→ **What is needed**
Reproduce the records below in their entirety, character for character.

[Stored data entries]
------
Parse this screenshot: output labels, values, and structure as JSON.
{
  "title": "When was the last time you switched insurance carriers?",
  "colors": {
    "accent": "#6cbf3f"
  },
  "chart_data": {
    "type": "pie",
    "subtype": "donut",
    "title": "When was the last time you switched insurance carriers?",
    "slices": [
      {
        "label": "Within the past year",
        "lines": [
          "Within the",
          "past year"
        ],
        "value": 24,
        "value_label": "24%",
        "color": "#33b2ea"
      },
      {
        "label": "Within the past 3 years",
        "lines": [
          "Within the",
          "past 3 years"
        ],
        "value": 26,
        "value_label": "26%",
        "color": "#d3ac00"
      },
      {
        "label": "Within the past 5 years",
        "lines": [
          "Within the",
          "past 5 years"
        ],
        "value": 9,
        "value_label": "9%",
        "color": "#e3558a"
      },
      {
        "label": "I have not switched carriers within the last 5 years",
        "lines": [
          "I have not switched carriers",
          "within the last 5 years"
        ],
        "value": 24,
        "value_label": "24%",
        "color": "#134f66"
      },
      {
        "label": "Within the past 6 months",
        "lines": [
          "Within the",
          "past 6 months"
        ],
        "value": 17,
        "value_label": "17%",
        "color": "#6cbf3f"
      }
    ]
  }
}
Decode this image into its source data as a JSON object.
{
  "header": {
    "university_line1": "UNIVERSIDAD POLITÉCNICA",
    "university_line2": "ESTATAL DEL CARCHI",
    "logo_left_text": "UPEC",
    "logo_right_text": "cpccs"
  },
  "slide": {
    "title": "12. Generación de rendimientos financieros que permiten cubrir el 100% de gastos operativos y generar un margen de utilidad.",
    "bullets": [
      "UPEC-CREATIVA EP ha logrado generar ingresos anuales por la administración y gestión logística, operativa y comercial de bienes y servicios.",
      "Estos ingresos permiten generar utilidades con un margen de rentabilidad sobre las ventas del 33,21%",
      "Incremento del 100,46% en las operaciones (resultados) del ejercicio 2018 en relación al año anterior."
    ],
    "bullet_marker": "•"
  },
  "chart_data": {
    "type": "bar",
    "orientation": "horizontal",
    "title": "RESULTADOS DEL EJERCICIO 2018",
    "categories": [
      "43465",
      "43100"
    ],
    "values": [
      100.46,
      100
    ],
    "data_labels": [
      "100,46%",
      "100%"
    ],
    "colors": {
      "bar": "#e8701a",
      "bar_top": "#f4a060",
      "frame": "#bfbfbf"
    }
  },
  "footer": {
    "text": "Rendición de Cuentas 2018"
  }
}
------
→ **Correct result**
Parse this screenshot: output labels, values, and structure as JSON.
{
  "title": "When was the last time you switched insurance carriers?",
  "colors": {
    "accent": "#6cbf3f"
  },
  "chart_data": {
    "type": "pie",
    "subtype": "donut",
    "title": "When was the last time you switched insurance carriers?",
    "slices": [
      {
        "label": "Within the past year",
        "lines": [
          "Within the",
          "past year"
        ],
        "value": 24,
        "value_label": "24%",
        "color": "#33b2ea"
      },
      {
        "label": "Within the past 3 years",
        "lines": [
          "Within the",
          "past 3 years"
        ],
        "value": 26,
        "value_label": "26%",
        "color": "#d3ac00"
      },
      {
        "label": "Within the past 5 years",
        "lines": [
          "Within the",
          "past 5 years"
        ],
        "value": 9,
        "value_label": "9%",
        "color": "#e3558a"
      },
      {
        "label": "I have not switched carriers within the last 5 years",
        "lines": [
          "I have not switched carriers",
          "within the last 5 years"
        ],
        "value": 24,
        "value_label": "24%",
        "color": "#134f66"
      },
      {
        "label": "Within the past 6 months",
        "lines": [
          "Within the",
          "past 6 months"
        ],
        "value": 17,
        "value_label": "17%",
        "color": "#6cbf3f"
      }
    ]
  }
}
Decode this image into its source data as a JSON object.
{
  "header": {
    "university_line1": "UNIVERSIDAD POLITÉCNICA",
    "university_line2": "ESTATAL DEL CARCHI",
    "logo_left_text": "UPEC",
    "logo_right_text": "cpccs"
  },
  "slide": {
    "title": "12. Generación de rendimientos financieros que permiten cubrir el 100% de gastos operativos y generar un margen de utilidad.",
    "bullets": [
      "UPEC-CREATIVA EP ha logrado generar ingresos anuales por la administración y gestión logística, operativa y comercial de bienes y servicios.",
      "Estos ingresos permiten generar utilidades con un margen de rentabilidad sobre las ventas del 33,21%",
      "Incremento del 100,46% en las operaciones (resultados) del ejercicio 2018 en relación al año anterior."
    ],
    "bullet_marker": "•"
  },
  "chart_data": {
    "type": "bar",
    "orientation": "horizontal",
    "title": "RESULTADOS DEL EJERCICIO 2018",
    "categories": [
      "43465",
      "43100"
    ],
    "values": [
      100.46,
      100
    ],
    "data_labels": [
      "100,46%",
      "100%"
    ],
    "colors": {
      "bar": "#e8701a",
      "bar_top": "#f4a060",
      "frame": "#bfbfbf"
    }
  },
  "footer": {
    "text": "Rendición de Cuentas 2018"
  }
}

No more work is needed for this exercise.